• **Given exercise**:
Write out every line below that includes the word "lower".

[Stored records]
+===+

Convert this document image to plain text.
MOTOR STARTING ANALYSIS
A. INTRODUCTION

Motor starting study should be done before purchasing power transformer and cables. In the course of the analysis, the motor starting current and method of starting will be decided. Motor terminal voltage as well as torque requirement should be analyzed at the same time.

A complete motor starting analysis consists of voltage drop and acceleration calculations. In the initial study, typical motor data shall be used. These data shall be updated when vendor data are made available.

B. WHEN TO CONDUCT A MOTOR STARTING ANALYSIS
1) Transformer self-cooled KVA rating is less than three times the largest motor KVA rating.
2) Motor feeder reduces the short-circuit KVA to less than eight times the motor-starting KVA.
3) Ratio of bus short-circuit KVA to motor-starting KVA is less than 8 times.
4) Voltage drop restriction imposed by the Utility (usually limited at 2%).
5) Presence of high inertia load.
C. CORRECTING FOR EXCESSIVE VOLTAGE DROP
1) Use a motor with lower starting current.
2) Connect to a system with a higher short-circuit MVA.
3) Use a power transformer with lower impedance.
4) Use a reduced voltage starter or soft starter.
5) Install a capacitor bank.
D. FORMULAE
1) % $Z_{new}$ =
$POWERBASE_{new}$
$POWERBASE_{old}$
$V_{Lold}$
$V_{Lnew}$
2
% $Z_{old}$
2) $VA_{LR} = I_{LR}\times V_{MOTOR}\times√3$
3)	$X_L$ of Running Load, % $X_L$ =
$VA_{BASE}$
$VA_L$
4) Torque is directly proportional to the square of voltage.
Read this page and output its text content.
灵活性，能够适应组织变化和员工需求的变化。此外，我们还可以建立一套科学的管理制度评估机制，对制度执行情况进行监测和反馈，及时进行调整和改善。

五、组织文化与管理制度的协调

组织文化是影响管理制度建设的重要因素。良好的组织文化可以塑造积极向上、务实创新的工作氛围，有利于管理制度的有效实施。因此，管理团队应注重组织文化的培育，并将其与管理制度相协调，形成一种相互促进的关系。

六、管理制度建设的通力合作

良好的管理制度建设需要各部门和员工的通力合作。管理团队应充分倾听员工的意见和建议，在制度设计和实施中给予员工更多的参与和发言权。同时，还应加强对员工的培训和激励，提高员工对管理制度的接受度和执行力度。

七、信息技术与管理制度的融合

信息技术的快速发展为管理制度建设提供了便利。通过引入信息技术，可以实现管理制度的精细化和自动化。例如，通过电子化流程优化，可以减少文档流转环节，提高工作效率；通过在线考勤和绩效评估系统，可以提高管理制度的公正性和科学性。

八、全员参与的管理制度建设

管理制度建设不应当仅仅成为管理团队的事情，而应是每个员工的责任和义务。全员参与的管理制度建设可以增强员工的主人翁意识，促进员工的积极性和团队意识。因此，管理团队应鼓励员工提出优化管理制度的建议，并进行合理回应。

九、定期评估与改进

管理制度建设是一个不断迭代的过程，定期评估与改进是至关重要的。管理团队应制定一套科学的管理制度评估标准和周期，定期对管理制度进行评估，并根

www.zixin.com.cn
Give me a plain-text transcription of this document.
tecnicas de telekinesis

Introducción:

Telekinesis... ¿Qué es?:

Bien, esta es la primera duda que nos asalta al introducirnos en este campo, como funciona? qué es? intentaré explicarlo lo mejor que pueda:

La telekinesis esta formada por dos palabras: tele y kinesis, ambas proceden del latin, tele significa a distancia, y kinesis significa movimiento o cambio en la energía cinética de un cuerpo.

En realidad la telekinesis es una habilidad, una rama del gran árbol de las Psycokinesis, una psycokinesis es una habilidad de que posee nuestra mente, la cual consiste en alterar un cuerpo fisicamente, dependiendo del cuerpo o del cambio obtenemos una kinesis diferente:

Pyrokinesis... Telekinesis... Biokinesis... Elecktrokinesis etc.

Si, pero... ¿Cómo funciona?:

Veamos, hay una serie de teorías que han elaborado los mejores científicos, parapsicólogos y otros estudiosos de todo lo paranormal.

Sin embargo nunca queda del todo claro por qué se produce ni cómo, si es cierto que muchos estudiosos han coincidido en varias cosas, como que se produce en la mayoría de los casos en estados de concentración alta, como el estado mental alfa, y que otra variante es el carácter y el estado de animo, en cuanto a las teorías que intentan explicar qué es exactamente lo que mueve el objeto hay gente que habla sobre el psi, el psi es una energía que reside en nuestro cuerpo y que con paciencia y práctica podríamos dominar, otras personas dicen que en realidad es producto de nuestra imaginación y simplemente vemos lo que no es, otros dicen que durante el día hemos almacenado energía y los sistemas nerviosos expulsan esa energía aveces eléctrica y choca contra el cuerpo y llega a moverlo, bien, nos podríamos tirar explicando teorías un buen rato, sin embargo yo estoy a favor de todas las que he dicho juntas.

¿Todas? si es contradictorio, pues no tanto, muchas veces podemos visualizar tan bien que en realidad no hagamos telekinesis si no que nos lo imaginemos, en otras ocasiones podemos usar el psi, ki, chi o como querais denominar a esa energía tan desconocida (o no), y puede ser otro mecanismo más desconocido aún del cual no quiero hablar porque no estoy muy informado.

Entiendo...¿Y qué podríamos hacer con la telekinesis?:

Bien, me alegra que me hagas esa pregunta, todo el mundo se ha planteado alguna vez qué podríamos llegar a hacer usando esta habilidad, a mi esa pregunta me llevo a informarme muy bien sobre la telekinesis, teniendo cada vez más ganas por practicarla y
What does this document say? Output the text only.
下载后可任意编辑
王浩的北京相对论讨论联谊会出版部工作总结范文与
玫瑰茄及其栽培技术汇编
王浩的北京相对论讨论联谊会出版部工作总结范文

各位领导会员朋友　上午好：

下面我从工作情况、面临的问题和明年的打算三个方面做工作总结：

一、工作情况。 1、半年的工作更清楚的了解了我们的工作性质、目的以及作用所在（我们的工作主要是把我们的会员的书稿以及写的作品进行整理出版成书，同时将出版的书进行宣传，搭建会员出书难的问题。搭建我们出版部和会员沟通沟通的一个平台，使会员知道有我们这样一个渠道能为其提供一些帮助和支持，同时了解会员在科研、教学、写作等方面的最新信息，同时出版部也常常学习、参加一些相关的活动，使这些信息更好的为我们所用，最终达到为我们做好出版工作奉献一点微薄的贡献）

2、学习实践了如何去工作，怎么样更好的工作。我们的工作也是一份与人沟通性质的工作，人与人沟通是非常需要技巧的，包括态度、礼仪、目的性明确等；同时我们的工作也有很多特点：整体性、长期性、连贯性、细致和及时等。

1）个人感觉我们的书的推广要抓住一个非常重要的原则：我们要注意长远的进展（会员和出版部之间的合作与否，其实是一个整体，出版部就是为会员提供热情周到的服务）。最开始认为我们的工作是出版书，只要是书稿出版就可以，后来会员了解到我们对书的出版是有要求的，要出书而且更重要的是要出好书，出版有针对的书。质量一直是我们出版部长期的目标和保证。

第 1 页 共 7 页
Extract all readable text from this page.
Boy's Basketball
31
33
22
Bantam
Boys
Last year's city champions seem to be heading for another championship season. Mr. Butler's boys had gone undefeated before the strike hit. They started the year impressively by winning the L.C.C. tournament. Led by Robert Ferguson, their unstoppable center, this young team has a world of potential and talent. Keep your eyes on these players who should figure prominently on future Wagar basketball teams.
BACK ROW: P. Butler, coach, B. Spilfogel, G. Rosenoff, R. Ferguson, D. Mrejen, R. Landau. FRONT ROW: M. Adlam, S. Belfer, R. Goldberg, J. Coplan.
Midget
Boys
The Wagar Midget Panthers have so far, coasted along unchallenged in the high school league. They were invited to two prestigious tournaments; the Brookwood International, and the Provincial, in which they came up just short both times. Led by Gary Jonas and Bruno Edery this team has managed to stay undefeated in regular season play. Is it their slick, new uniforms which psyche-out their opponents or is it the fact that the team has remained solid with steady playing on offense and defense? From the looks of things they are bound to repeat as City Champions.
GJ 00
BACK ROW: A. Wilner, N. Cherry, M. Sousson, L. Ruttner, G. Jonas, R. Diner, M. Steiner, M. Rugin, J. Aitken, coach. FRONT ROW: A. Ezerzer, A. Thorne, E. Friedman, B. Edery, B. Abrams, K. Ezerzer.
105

+===+

• **Response below**:
1) Use a motor with lower starting current.
3) Use a power transformer with lower impedance.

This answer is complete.